■ **Set exercise A**: Reproduce the records word for word, from their very first line through the line containing "waffle-cell [536,581,582,627]", including both ends.

■ **Source**:
---------------

You are viewing a plain text version of this content. The canonical link for it is here.

Posted to dev@harmony.apache.org by Alexei Fedotov <al...@gmail.com> on 2008/02/13 18:01:49 UTC

[classlib][archive] java.util.jar specialists/authors wanted to clarify manifest chunks

Hello folks,

Do we have original
working_classlib/modules/archive/src/main/java/java/util/jar/ module
contributors on board? Could anyone clarify the reasons behind heavy
solution to copy manifest chunks into a separate hash table descried
at HARMONY-4569? Aren't entity hash table the only object which should
be populated?

-- 
With best regards,
Alexei

[1] http://issues.apache.org/jira/browse/HARMONY-4569

Re: [classlib][archive] java.util.jar specialists/authors wanted to clarify manifest chunks

Posted by Alexey Varlamov <al...@gmail.com>.

2008/2/20, Alexei Zakharov <al...@gmail.com>:
> Pavel,
>
> Have you ever seen the jar of such size? Or ever close to it?
> Well, I also agree we should kept them in mind. But if we can really
> speed up processing of small jars lets do it.

Just for the record, I had to move a BTI installation to other host a
few months ago and it took a few Gigs zipped. Anyway there's nothing
unusual in huge files nowadays. So I second Pavel here: while
optimizing for everyday usecases we should still keep a path for
handling valid corner cases.

--
Alexey

>
> Regards,
> Alexei
>
> 2008/2/20, Pavel Pervov <pm...@gmail.com>:
> > Alexei,
> >
> > I generally agree with Alexei Z, but large zip entries should be kept
> > in mind while implementing current optimizations to java.util.jar, so
> > it wouldn't lead to rewriting the code again when faced with large
> > entries.
> >
> > WBR,
> >     Pavel.
> >
> > On 2/20/08, Alexei Fedotov <al...@gmail.com> wrote:
> > > Alexei,
> > > Thanks for sharing your opinion! Let me note that I mistakenly said
> > > about 4GB. Actually the maximum size of uncompressed entry is limited
> > > by 2GB (Integer.MAX_VALUE).
> > >
> > > Any other votes?
> > >
> > > On Feb 20, 2008 12:19 PM, Alexei Zakharov <al...@gmail.com> wrote:
> > > > Hi Alexei,
> > > >
> > > > I don't think we should really care about such a huge zip files now.
> > > > Especially in case if this assumption that our zip file is less than
> > > > 4Gb can give us performance benefits. IMO it is enough just to file a
> > > > low-pririty JIRA (something like "Harmony can't deal with 16Gb zip
> > > > files") and continue optimizations having in mind we will never met
> > > > zip files more than 4Gb in size.

---------------

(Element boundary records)
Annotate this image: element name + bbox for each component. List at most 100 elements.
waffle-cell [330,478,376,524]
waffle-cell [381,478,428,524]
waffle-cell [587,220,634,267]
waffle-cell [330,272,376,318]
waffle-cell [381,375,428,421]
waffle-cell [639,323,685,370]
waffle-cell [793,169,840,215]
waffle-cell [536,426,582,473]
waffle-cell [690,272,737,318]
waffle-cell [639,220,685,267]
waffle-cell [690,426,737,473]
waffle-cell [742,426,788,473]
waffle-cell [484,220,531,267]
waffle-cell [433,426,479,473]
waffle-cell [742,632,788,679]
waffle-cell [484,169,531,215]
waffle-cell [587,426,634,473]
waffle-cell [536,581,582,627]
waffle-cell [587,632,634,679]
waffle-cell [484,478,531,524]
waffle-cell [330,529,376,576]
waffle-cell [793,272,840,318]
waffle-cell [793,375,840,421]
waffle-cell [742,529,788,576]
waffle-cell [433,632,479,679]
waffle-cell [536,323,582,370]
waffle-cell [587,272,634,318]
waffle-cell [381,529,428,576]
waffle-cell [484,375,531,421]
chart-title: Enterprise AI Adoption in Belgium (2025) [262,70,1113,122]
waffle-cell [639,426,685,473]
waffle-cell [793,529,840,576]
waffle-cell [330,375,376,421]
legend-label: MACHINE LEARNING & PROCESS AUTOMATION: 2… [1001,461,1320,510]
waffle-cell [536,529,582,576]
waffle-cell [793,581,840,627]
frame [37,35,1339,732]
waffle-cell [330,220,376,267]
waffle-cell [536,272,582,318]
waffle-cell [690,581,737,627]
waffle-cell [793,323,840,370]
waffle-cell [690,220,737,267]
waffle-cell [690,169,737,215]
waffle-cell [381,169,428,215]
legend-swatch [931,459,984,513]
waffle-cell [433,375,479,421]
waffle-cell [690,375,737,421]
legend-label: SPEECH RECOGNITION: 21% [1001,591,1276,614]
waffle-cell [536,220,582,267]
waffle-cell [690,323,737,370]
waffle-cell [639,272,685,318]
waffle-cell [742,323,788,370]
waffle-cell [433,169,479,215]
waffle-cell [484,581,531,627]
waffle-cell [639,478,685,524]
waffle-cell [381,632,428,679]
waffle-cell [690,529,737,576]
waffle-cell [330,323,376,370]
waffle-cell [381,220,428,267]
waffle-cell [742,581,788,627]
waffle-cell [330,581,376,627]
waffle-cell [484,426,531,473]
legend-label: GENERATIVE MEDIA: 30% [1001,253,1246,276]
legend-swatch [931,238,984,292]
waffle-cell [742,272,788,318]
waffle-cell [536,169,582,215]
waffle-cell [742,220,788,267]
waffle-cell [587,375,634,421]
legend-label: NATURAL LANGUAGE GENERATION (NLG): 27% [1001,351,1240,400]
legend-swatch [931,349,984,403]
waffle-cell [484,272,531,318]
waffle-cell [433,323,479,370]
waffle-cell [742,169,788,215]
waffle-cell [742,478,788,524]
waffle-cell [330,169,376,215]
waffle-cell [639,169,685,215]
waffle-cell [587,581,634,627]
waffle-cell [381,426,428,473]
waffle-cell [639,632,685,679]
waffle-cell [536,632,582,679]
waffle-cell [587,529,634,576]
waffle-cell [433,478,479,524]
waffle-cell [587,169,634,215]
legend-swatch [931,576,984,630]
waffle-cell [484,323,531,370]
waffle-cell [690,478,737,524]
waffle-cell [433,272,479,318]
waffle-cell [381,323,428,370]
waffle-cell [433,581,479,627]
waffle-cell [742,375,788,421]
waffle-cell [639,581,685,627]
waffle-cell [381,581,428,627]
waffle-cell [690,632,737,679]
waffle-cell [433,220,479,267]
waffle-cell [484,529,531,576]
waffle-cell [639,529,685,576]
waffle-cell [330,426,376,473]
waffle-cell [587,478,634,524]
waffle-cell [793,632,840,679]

---------------

■ **Set exercise B**:
Answer these about the mailing list thread, one answer per line:
(i) In the thread's first message, which issue number is given as describing the copying of manifest chunks into a separate hash table?
(ii) After correcting his mention of 4GB, what limit does Alexei Fedotov give for the maximum size of an uncompressed entry?
(iii) About how large, zipped, was the BTI installation that Alexey Varlamov moved to another host?

■ **Task output A**:
Annotate this image: element name + bbox for each component. List at most 100 elements.
waffle-cell [330,478,376,524]
waffle-cell [381,478,428,524]
waffle-cell [587,220,634,267]
waffle-cell [330,272,376,318]
waffle-cell [381,375,428,421]
waffle-cell [639,323,685,370]
waffle-cell [793,169,840,215]
waffle-cell [536,426,582,473]
waffle-cell [690,272,737,318]
waffle-cell [639,220,685,267]
waffle-cell [690,426,737,473]
waffle-cell [742,426,788,473]
waffle-cell [484,220,531,267]
waffle-cell [433,426,479,473]
waffle-cell [742,632,788,679]
waffle-cell [484,169,531,215]
waffle-cell [587,426,634,473]
waffle-cell [536,581,582,627]

■ **Task output B**:
(i) HARMONY-4569
(ii) 2GB (Integer.MAX_VALUE)
(iii) A few Gigs